Problem statement -> Extract all lines from the data beneath that include the word "name".

------------------------------

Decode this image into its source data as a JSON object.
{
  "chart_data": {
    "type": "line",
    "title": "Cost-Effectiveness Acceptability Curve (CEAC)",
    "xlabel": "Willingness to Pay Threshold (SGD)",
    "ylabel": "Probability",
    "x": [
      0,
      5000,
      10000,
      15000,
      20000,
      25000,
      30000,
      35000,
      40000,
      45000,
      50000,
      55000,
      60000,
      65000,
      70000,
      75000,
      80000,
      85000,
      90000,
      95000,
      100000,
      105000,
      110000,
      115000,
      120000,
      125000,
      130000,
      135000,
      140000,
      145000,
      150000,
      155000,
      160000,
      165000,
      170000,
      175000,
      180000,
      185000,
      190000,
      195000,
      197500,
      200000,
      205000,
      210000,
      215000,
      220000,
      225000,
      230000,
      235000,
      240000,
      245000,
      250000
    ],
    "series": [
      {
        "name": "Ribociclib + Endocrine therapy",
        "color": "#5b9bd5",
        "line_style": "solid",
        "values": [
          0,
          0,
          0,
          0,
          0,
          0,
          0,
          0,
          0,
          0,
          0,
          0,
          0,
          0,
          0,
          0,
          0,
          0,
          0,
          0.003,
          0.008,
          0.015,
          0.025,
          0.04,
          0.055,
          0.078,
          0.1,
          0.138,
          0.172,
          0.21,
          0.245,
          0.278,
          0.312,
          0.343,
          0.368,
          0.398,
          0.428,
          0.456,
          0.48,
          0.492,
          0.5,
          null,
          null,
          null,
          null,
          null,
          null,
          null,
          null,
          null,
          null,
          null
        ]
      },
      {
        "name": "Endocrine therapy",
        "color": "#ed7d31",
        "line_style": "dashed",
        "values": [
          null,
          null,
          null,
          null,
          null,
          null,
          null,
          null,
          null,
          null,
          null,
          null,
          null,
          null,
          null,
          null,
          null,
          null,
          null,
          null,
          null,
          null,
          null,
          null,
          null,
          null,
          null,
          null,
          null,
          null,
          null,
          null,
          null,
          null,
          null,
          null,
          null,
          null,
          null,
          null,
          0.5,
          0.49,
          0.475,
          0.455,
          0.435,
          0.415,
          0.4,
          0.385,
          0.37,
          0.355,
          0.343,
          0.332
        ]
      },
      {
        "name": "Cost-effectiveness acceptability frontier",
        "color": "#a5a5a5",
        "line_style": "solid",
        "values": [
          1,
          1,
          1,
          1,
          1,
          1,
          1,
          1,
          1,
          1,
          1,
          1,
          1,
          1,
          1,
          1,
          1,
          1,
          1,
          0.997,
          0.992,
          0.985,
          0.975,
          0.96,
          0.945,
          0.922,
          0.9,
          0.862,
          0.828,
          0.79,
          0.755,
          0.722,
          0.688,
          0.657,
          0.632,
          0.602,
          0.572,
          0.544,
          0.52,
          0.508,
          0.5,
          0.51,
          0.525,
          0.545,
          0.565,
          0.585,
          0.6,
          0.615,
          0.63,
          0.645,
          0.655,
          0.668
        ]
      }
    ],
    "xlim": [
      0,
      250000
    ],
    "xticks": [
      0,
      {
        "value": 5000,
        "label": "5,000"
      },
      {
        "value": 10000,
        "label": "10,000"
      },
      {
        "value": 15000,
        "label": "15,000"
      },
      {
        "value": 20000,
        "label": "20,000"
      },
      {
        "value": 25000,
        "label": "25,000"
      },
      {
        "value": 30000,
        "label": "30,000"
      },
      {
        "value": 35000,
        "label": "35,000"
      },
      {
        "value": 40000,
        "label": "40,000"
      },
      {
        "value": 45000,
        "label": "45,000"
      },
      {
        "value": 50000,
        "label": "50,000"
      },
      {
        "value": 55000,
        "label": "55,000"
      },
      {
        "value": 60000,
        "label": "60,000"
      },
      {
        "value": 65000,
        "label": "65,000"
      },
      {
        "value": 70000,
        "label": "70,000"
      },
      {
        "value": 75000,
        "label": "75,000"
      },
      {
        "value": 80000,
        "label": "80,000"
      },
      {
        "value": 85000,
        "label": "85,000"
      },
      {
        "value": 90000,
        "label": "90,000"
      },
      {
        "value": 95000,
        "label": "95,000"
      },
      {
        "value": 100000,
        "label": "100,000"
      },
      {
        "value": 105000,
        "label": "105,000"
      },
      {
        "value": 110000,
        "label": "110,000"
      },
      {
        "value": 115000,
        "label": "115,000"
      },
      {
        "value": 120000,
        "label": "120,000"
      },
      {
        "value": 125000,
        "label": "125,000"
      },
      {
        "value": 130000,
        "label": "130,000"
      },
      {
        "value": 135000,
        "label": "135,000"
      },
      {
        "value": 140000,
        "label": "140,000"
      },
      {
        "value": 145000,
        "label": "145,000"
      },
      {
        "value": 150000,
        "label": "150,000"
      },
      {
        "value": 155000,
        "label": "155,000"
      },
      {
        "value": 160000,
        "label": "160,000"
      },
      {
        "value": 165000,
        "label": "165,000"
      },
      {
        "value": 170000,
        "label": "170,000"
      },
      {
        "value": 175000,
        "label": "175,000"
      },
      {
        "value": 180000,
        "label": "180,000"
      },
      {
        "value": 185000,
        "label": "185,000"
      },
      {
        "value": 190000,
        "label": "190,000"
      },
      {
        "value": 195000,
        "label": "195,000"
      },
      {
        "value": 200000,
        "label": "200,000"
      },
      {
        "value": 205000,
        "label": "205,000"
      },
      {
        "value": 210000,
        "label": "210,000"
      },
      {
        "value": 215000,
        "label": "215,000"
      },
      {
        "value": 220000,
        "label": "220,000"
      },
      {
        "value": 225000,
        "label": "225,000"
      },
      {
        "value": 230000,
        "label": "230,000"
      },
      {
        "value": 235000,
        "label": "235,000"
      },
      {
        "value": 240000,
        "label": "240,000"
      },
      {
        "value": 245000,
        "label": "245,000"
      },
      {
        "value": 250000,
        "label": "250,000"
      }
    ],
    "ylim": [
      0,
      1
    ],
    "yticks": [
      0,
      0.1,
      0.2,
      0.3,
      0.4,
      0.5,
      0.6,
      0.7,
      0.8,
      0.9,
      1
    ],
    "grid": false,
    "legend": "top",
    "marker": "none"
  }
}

------------------------------

Reply to the exercise ->
        "name": "Ribociclib + Endocrine therapy",
        "name": "Endocrine therapy",
        "name": "Cost-effectiveness acceptability frontier",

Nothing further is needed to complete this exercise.